### Set problem
Identify each line in the records below that contains the word "проведения", and copy it.

### Exercise inputs

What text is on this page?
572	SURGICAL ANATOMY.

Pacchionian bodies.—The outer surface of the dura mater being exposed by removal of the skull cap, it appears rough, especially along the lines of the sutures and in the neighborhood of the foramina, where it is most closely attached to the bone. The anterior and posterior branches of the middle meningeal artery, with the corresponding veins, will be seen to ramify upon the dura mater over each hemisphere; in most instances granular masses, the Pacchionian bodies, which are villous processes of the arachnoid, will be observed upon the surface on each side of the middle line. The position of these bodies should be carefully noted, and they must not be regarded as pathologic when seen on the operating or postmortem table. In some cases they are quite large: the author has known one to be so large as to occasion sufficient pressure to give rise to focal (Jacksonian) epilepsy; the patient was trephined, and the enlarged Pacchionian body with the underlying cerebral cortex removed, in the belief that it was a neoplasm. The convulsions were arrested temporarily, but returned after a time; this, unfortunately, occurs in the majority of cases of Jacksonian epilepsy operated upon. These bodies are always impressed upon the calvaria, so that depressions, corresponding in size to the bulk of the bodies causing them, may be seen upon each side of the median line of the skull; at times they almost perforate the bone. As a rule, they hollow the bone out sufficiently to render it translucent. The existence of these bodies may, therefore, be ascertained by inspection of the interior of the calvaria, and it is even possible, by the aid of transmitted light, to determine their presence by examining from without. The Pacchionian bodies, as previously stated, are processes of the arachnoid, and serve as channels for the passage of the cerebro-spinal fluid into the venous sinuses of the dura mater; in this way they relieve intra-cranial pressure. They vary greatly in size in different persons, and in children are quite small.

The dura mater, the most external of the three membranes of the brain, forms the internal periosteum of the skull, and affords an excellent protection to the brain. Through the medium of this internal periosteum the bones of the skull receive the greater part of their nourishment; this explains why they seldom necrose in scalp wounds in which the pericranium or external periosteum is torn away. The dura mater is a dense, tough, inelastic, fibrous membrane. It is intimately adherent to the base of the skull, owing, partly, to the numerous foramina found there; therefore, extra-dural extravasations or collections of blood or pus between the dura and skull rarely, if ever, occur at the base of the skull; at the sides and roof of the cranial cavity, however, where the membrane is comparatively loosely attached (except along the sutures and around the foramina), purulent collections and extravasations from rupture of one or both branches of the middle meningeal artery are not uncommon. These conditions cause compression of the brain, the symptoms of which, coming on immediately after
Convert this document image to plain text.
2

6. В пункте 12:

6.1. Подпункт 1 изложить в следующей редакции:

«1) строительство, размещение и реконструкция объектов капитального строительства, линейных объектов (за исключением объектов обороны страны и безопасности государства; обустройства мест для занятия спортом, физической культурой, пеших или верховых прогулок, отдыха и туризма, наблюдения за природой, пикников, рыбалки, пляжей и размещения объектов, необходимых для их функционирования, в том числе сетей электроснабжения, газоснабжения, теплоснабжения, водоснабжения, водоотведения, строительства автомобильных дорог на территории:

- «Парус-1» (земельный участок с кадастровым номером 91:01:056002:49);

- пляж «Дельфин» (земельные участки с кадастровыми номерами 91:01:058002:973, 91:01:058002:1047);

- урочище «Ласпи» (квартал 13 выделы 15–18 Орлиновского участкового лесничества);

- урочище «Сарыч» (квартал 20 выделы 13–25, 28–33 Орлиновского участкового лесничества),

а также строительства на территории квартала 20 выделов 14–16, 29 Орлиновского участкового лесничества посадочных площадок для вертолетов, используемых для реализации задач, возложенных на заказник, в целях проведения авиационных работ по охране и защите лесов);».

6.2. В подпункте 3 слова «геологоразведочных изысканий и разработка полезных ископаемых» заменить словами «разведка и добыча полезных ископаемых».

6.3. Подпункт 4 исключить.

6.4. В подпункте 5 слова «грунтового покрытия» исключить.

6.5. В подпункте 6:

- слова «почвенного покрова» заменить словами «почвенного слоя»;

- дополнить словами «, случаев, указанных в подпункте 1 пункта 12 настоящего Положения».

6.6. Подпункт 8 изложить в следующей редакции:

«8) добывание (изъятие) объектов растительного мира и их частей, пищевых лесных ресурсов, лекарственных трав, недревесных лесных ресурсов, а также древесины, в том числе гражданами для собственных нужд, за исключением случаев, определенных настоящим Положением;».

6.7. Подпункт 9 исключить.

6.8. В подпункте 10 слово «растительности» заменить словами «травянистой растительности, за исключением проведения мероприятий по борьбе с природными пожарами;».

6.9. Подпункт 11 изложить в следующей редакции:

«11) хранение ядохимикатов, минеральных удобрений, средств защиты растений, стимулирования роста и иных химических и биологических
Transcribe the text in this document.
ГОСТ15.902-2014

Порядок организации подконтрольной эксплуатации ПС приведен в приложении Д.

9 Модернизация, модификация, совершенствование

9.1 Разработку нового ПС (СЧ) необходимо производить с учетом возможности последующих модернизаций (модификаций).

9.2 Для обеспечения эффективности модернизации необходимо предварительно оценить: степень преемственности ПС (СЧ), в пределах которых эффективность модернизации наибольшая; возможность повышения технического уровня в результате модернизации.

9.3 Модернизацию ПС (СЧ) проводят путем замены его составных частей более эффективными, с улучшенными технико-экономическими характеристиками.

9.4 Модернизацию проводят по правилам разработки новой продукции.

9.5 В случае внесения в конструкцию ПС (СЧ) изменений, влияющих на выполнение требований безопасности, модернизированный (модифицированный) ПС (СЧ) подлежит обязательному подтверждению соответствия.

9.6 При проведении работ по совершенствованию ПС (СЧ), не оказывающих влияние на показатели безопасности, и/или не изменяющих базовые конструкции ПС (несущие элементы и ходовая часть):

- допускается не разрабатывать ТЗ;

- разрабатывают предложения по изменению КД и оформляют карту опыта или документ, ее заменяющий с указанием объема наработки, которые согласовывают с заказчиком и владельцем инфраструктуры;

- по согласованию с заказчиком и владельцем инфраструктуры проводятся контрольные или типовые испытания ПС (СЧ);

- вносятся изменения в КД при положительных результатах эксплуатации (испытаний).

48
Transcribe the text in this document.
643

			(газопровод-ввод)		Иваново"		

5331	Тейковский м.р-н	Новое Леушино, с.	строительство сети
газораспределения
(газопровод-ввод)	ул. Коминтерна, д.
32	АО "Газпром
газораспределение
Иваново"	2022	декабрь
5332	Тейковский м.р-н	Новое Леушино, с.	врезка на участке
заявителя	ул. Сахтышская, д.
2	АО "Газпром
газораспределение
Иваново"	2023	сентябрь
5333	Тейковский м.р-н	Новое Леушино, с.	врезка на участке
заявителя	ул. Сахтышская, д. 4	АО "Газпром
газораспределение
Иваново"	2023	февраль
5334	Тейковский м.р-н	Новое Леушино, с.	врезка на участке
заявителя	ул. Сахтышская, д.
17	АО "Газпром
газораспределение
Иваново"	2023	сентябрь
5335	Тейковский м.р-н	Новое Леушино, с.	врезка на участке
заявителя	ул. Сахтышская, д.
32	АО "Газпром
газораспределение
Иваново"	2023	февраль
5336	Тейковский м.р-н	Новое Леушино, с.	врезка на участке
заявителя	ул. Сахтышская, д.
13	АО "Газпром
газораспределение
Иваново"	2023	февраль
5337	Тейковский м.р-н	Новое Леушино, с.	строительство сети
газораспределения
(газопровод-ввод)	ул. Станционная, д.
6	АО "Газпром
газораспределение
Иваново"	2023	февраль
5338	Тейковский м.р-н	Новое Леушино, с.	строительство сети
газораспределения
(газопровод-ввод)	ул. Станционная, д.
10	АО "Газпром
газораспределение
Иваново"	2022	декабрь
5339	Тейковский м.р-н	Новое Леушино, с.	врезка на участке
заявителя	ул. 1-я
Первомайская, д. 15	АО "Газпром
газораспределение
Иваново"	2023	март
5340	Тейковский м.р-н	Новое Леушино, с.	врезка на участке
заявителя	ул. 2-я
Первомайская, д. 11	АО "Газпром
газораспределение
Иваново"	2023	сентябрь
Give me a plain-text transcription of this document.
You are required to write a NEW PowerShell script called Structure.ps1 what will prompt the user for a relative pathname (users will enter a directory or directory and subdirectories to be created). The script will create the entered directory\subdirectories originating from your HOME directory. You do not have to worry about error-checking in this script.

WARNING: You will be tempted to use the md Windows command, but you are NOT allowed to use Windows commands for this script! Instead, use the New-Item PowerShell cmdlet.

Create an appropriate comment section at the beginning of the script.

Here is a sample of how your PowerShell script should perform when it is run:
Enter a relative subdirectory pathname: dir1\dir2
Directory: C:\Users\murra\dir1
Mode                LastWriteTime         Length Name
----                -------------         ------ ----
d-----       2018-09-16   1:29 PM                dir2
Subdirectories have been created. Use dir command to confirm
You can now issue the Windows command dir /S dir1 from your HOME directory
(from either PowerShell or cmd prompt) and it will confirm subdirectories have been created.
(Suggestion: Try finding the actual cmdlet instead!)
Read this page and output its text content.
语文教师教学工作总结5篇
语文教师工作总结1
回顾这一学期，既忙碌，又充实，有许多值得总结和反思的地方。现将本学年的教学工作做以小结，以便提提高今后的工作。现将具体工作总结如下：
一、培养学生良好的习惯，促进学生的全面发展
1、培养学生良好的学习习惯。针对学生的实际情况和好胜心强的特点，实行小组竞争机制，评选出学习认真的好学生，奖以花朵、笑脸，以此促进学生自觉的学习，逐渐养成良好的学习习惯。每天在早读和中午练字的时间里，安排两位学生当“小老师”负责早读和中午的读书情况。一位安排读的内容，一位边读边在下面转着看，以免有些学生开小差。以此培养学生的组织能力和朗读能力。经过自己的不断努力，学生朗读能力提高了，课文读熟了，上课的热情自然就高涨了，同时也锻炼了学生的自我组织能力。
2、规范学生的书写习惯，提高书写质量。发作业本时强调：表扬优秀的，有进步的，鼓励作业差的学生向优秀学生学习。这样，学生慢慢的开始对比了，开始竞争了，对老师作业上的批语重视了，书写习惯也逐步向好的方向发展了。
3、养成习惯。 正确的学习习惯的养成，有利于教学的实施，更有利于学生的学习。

### Final result
а также строительства на территории квартала 20 выделов 14–16, 29 Орлиновского участкового лесничества посадочных площадок для вертолетов, используемых для реализации задач, возложенных на заказник, в целях проведения авиационных работ по охране и защите лесов);».
6.8. В подпункте 10 слово «растительности» заменить словами «травянистой растительности, за исключением проведения мероприятий по борьбе с природными пожарами;».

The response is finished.